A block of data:
============
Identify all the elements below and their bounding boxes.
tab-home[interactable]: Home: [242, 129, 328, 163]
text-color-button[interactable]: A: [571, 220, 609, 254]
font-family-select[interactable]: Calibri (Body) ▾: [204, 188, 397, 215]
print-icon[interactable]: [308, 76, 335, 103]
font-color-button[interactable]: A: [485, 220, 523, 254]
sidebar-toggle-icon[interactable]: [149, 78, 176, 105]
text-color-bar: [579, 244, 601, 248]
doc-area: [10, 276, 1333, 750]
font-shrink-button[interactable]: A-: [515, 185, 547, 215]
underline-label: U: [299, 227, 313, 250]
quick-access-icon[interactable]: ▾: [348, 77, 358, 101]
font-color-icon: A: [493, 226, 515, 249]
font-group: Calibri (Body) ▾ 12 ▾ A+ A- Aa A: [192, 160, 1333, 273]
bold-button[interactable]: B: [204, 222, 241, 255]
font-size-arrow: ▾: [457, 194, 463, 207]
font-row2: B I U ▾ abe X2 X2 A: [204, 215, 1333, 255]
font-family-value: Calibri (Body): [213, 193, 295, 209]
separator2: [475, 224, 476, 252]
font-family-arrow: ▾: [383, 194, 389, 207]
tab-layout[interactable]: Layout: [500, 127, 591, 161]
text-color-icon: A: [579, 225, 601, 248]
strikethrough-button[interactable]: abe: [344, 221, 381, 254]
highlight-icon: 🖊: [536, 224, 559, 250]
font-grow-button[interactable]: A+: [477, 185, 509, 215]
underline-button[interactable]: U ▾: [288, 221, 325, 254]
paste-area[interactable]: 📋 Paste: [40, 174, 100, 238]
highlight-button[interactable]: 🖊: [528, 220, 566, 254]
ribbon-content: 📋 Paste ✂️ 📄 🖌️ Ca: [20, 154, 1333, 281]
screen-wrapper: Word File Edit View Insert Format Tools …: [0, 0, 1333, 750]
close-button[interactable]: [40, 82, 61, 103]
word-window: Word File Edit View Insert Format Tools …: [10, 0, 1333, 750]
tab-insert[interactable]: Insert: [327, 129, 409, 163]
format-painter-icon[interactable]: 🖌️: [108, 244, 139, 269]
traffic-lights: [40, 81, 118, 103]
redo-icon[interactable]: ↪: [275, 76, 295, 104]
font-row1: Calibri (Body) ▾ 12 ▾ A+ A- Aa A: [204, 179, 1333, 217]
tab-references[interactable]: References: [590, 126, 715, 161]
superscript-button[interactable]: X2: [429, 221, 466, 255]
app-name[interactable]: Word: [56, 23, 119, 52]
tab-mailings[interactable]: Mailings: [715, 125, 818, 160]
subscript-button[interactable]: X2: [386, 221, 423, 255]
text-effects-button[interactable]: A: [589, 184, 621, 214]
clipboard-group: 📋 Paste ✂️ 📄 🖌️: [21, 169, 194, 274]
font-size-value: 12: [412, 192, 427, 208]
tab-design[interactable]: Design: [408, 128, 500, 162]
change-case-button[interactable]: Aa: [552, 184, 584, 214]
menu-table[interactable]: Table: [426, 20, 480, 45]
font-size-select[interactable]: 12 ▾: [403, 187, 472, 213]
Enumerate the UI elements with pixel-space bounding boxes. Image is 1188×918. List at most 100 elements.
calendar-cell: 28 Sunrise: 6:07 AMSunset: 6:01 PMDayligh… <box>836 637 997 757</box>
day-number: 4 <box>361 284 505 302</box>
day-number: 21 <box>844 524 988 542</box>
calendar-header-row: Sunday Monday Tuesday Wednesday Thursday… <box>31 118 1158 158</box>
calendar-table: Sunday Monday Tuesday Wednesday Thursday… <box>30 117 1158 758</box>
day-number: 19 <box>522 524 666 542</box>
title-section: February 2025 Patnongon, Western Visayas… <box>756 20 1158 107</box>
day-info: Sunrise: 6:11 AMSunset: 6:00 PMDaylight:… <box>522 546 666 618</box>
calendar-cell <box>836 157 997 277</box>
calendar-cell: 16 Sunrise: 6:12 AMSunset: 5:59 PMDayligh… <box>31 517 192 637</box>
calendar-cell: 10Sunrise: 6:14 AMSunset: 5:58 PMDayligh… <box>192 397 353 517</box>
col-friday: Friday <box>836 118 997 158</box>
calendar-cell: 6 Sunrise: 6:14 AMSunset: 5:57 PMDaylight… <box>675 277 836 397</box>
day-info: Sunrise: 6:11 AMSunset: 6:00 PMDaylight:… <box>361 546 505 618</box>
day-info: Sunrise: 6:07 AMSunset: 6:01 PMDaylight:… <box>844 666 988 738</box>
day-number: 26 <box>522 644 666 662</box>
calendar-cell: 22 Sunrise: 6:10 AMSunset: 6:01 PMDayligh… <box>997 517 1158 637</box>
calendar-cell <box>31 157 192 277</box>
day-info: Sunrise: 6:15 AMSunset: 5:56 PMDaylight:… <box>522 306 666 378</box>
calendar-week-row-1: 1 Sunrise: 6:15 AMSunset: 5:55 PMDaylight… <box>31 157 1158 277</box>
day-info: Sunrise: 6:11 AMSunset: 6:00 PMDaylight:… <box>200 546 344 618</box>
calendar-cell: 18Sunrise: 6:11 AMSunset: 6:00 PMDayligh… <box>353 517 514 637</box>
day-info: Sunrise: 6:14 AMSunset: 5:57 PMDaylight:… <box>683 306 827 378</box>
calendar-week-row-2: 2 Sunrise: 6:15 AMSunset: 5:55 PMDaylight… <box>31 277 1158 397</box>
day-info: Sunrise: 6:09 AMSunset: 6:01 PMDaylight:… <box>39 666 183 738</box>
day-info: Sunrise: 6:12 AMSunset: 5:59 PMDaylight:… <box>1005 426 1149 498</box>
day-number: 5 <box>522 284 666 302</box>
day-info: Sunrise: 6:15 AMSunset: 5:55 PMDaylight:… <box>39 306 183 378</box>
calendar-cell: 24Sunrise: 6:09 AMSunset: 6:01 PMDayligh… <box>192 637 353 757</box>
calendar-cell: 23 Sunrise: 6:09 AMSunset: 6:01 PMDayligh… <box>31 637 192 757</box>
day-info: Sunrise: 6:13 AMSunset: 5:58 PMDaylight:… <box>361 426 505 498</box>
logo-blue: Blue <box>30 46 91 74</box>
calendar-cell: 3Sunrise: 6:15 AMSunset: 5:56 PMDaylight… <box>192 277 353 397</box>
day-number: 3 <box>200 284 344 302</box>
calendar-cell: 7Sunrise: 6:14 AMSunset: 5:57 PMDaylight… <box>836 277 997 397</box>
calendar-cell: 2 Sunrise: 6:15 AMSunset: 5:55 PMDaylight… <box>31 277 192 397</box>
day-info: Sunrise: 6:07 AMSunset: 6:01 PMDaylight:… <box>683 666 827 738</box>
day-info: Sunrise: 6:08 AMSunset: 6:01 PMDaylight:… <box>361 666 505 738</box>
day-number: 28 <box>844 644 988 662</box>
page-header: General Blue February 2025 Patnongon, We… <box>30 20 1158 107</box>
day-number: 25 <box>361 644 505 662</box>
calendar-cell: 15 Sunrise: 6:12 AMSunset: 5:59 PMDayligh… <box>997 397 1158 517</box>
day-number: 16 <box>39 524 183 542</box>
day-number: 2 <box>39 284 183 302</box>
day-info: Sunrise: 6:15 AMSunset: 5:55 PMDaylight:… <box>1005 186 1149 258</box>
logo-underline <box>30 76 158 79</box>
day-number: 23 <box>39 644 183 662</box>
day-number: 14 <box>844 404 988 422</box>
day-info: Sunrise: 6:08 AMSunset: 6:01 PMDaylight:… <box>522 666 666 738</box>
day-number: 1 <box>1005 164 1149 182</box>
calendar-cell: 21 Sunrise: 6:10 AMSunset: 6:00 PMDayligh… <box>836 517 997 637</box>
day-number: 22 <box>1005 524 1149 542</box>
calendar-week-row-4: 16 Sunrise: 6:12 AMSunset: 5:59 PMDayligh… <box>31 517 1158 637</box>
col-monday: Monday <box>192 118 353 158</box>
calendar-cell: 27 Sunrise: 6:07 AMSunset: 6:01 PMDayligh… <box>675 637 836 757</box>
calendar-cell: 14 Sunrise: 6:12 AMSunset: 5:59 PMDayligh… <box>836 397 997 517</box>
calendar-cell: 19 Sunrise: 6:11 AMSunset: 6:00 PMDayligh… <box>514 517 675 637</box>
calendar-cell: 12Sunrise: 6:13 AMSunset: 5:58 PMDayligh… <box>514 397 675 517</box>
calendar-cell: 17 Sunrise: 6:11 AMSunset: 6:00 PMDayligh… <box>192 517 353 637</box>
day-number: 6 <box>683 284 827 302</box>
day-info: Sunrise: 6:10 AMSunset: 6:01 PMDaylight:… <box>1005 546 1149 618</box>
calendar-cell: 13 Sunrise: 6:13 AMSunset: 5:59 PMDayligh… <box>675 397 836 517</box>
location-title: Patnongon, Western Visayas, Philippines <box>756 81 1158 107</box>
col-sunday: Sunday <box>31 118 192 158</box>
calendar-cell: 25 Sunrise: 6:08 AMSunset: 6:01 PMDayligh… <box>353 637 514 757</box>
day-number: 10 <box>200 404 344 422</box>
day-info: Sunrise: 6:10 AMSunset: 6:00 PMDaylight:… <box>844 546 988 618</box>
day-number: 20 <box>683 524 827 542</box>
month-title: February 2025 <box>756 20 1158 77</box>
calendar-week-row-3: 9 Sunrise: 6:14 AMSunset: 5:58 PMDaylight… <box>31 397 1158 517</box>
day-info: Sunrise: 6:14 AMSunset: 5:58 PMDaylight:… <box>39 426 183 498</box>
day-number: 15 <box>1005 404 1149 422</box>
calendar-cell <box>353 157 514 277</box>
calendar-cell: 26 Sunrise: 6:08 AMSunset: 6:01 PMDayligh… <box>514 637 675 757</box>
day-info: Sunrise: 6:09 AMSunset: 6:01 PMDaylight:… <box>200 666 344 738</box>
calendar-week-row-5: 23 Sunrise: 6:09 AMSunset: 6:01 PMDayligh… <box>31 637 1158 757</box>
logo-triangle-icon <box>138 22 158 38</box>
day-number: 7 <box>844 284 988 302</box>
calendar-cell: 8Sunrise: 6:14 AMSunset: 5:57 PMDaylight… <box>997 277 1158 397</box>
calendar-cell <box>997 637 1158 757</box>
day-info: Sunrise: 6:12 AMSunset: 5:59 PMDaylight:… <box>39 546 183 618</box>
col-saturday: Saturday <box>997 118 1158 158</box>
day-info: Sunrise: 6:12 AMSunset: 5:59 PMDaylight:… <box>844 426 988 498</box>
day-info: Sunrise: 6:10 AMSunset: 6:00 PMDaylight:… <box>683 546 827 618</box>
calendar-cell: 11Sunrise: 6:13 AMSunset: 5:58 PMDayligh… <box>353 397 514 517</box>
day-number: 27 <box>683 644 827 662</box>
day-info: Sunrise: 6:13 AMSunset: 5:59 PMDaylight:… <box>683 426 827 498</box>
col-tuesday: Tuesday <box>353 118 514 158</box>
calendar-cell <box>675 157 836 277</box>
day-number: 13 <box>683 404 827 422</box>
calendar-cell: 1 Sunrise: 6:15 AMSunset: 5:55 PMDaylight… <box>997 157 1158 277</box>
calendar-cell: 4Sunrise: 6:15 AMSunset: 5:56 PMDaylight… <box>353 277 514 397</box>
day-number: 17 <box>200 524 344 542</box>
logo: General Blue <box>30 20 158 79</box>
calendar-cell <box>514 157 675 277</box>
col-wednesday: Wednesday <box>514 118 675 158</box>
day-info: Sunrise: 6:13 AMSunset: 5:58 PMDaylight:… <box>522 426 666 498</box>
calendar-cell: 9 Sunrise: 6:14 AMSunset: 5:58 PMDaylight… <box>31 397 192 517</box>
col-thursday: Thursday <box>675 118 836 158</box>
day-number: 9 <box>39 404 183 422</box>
============
Can you transcribe the lines of the records from the start through the line that contains "print-icon[interactable]: [308, 76, 335, 103]"?

Identify all the elements below and their bounding boxes.
tab-home[interactable]: Home: [242, 129, 328, 163]
text-color-button[interactable]: A: [571, 220, 609, 254]
font-family-select[interactable]: Calibri (Body) ▾: [204, 188, 397, 215]
print-icon[interactable]: [308, 76, 335, 103]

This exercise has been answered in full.